Stated exercise: Pull every line of the entries that has the word "hình".

Record set:
-- begin --

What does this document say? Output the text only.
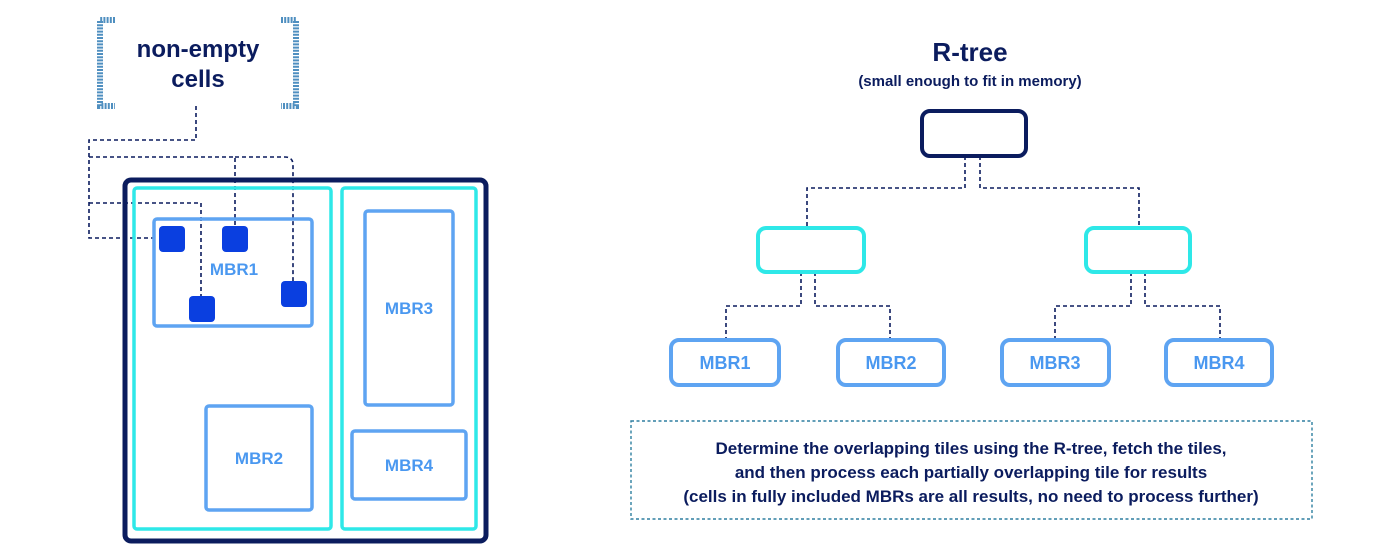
non-empty
cells
MBR1
MBR2
MBR3
MBR4
R-tree
(small enough to fit in memory)
MBR1	MBR2	MBR3	MBR4
Determine the overlapping tiles using the R-tree, fetch the tiles,
and then process each partially overlapping tile for results
(cells in fully included MBRs are all results, no need to process further)
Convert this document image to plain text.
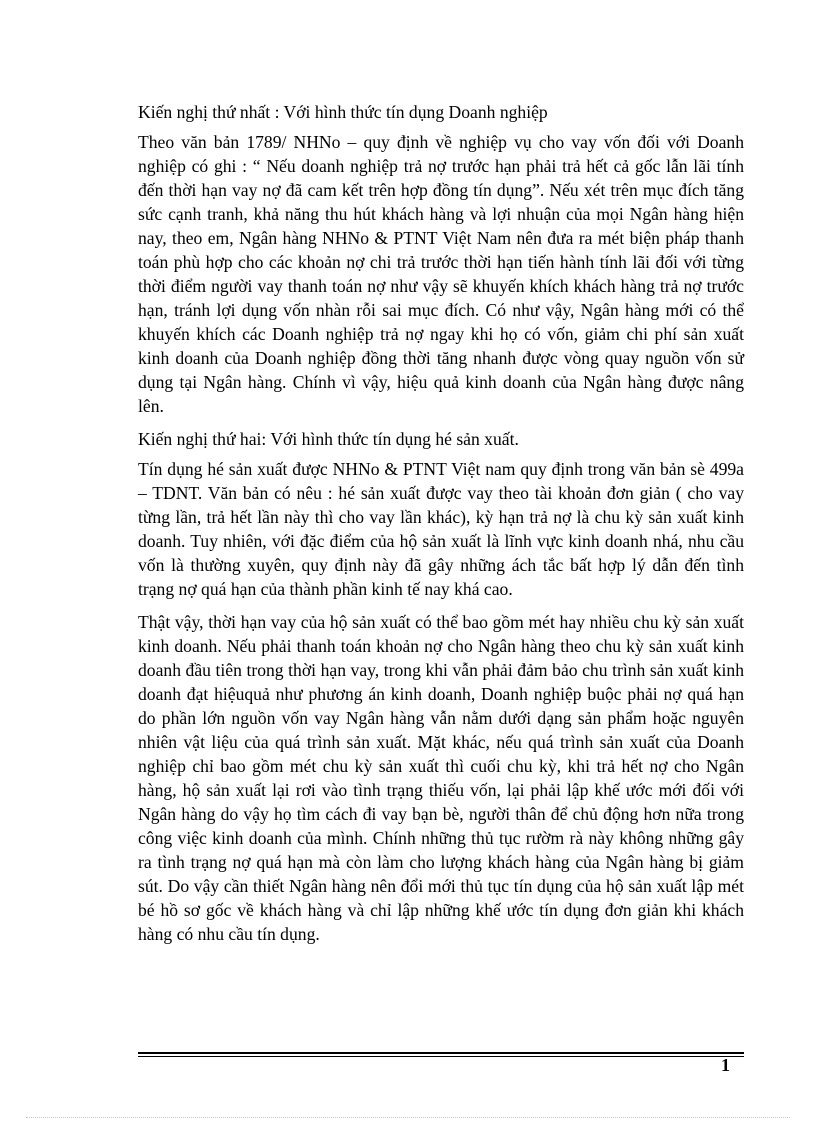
Kiến nghị thứ nhất : Với hình thức tín dụng Doanh nghiệp

Theo văn bản 1789/ NHNo – quy định về nghiệp vụ cho vay vốn đối với Doanh nghiệp có ghi : “ Nếu doanh nghiệp trả nợ trước hạn phải trả hết cả gốc lẫn lãi tính đến thời hạn vay nợ đã cam kết trên hợp đồng tín dụng”. Nếu xét trên mục đích tăng sức cạnh tranh, khả năng thu hút khách hàng và lợi nhuận của mọi Ngân hàng hiện nay, theo em, Ngân hàng NHNo & PTNT Việt Nam nên đưa ra mét biện pháp thanh toán phù hợp cho các khoản nợ chi trả trước thời hạn tiến hành tính lãi đối với từng thời điểm người vay thanh toán nợ như vậy sẽ khuyến khích khách hàng trả nợ trước hạn, tránh lợi dụng vốn nhàn rỗi sai mục đích. Có như vậy, Ngân hàng mới có thể khuyến khích các Doanh nghiệp trả nợ ngay khi họ có vốn, giảm chi phí sản xuất kinh doanh của Doanh nghiệp đồng thời tăng nhanh được vòng quay nguồn vốn sử dụng tại Ngân hàng. Chính vì vậy, hiệu quả kinh doanh của Ngân hàng được nâng lên.

Kiến nghị thứ hai: Với hình thức tín dụng hé sản xuất.

Tín dụng hé sản xuất được NHNo & PTNT Việt nam quy định trong văn bản sè 499a – TDNT. Văn bản có nêu : hé sản xuất được vay theo tài khoản đơn giản ( cho vay từng lần, trả hết lần này thì cho vay lần khác), kỳ hạn trả nợ là chu kỳ sản xuất kinh doanh. Tuy nhiên, với đặc điểm của hộ sản xuất là lĩnh vực kinh doanh nhá, nhu cầu vốn là thường xuyên, quy định này đã gây những ách tắc bất hợp lý dẫn đến tình trạng nợ quá hạn của thành phần kinh tế nay khá cao.

Thật vậy, thời hạn vay của hộ sản xuất có thể bao gồm mét hay nhiều chu kỳ sản xuất kinh doanh. Nếu phải thanh toán khoản nợ cho Ngân hàng theo chu kỳ sản xuất kinh doanh đầu tiên trong thời hạn vay, trong khi vẫn phải đảm bảo chu trình sản xuất kinh doanh đạt hiệuquả như phương án kinh doanh, Doanh nghiệp buộc phải nợ quá hạn do phần lớn nguồn vốn vay Ngân hàng vẫn nằm dưới dạng sản phẩm hoặc nguyên nhiên vật liệu của quá trình sản xuất. Mặt khác, nếu quá trình sản xuất của Doanh nghiệp chỉ bao gồm mét chu kỳ sản xuất thì cuối chu kỳ, khi trả hết nợ cho Ngân hàng, hộ sản xuất lại rơi vào tình trạng thiếu vốn, lại phải lập khế ước mới đối với Ngân hàng do vậy họ tìm cách đi vay bạn bè, người thân để chủ động hơn nữa trong công việc kinh doanh của mình. Chính những thủ tục rườm rà này không những gây ra tình trạng nợ quá hạn mà còn làm cho lượng khách hàng của Ngân hàng bị giảm sút. Do vậy cần thiết Ngân hàng nên đổi mới thủ tục tín dụng của hộ sản xuất lập mét bé hồ sơ gốc về khách hàng và chỉ lập những khế ước tín dụng đơn giản khi khách hàng có nhu cầu tín dụng.

1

-- end --

Answer in full:
Kiến nghị thứ nhất : Với hình thức tín dụng Doanh nghiệp
Kiến nghị thứ hai: Với hình thức tín dụng hé sản xuất.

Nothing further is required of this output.